** Start of Extracted information **

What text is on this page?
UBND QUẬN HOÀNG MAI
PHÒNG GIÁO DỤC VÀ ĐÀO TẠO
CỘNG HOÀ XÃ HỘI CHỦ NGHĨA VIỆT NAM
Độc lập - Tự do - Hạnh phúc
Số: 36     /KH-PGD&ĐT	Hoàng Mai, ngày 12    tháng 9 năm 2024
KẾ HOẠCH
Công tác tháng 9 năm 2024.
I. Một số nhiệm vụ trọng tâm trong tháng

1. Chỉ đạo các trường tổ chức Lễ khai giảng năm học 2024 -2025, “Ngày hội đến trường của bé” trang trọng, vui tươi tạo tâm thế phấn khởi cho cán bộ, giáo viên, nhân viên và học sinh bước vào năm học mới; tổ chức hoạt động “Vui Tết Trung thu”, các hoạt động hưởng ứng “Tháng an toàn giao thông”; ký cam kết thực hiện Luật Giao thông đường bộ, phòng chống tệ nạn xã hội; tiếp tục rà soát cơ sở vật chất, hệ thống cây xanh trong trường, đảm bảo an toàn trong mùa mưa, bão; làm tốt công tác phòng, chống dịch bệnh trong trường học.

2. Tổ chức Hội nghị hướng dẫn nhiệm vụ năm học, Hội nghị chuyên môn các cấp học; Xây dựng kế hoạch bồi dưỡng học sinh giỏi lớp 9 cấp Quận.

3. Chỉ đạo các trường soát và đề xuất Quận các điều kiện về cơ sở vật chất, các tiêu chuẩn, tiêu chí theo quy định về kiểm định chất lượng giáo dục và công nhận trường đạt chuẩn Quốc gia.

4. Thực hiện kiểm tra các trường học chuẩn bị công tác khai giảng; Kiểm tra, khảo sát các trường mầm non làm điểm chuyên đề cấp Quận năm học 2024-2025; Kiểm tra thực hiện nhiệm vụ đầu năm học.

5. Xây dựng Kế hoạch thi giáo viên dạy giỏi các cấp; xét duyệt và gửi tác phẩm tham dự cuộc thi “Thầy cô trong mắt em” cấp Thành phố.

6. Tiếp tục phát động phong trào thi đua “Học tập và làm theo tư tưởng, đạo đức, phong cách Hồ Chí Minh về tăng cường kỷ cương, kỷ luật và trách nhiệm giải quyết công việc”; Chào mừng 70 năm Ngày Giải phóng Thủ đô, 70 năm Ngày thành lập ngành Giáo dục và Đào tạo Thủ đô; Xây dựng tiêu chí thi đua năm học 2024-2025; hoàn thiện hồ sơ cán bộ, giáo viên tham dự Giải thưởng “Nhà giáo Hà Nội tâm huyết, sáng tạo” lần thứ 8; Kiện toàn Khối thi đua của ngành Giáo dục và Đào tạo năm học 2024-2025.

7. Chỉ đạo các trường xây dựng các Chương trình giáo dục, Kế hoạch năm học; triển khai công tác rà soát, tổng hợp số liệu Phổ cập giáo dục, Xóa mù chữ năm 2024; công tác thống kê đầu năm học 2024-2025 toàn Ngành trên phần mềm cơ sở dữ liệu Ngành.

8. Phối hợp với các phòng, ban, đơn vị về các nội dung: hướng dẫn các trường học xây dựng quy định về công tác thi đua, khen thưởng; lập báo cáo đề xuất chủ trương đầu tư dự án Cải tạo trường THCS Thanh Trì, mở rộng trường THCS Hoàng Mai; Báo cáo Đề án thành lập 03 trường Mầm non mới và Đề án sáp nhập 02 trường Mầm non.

** End of Extracted information **

Set task
Restate each entry exactly, skipping none.

Expected output
What text is on this page?
UBND QUẬN HOÀNG MAI
PHÒNG GIÁO DỤC VÀ ĐÀO TẠO
CỘNG HOÀ XÃ HỘI CHỦ NGHĨA VIỆT NAM
Độc lập - Tự do - Hạnh phúc
Số: 36     /KH-PGD&ĐT	Hoàng Mai, ngày 12    tháng 9 năm 2024
KẾ HOẠCH
Công tác tháng 9 năm 2024.
I. Một số nhiệm vụ trọng tâm trong tháng

1. Chỉ đạo các trường tổ chức Lễ khai giảng năm học 2024 -2025, “Ngày hội đến trường của bé” trang trọng, vui tươi tạo tâm thế phấn khởi cho cán bộ, giáo viên, nhân viên và học sinh bước vào năm học mới; tổ chức hoạt động “Vui Tết Trung thu”, các hoạt động hưởng ứng “Tháng an toàn giao thông”; ký cam kết thực hiện Luật Giao thông đường bộ, phòng chống tệ nạn xã hội; tiếp tục rà soát cơ sở vật chất, hệ thống cây xanh trong trường, đảm bảo an toàn trong mùa mưa, bão; làm tốt công tác phòng, chống dịch bệnh trong trường học.

2. Tổ chức Hội nghị hướng dẫn nhiệm vụ năm học, Hội nghị chuyên môn các cấp học; Xây dựng kế hoạch bồi dưỡng học sinh giỏi lớp 9 cấp Quận.

3. Chỉ đạo các trường soát và đề xuất Quận các điều kiện về cơ sở vật chất, các tiêu chuẩn, tiêu chí theo quy định về kiểm định chất lượng giáo dục và công nhận trường đạt chuẩn Quốc gia.

4. Thực hiện kiểm tra các trường học chuẩn bị công tác khai giảng; Kiểm tra, khảo sát các trường mầm non làm điểm chuyên đề cấp Quận năm học 2024-2025; Kiểm tra thực hiện nhiệm vụ đầu năm học.

5. Xây dựng Kế hoạch thi giáo viên dạy giỏi các cấp; xét duyệt và gửi tác phẩm tham dự cuộc thi “Thầy cô trong mắt em” cấp Thành phố.

6. Tiếp tục phát động phong trào thi đua “Học tập và làm theo tư tưởng, đạo đức, phong cách Hồ Chí Minh về tăng cường kỷ cương, kỷ luật và trách nhiệm giải quyết công việc”; Chào mừng 70 năm Ngày Giải phóng Thủ đô, 70 năm Ngày thành lập ngành Giáo dục và Đào tạo Thủ đô; Xây dựng tiêu chí thi đua năm học 2024-2025; hoàn thiện hồ sơ cán bộ, giáo viên tham dự Giải thưởng “Nhà giáo Hà Nội tâm huyết, sáng tạo” lần thứ 8; Kiện toàn Khối thi đua của ngành Giáo dục và Đào tạo năm học 2024-2025.

7. Chỉ đạo các trường xây dựng các Chương trình giáo dục, Kế hoạch năm học; triển khai công tác rà soát, tổng hợp số liệu Phổ cập giáo dục, Xóa mù chữ năm 2024; công tác thống kê đầu năm học 2024-2025 toàn Ngành trên phần mềm cơ sở dữ liệu Ngành.

8. Phối hợp với các phòng, ban, đơn vị về các nội dung: hướng dẫn các trường học xây dựng quy định về công tác thi đua, khen thưởng; lập báo cáo đề xuất chủ trương đầu tư dự án Cải tạo trường THCS Thanh Trì, mở rộng trường THCS Hoàng Mai; Báo cáo Đề án thành lập 03 trường Mầm non mới và Đề án sáp nhập 02 trường Mầm non.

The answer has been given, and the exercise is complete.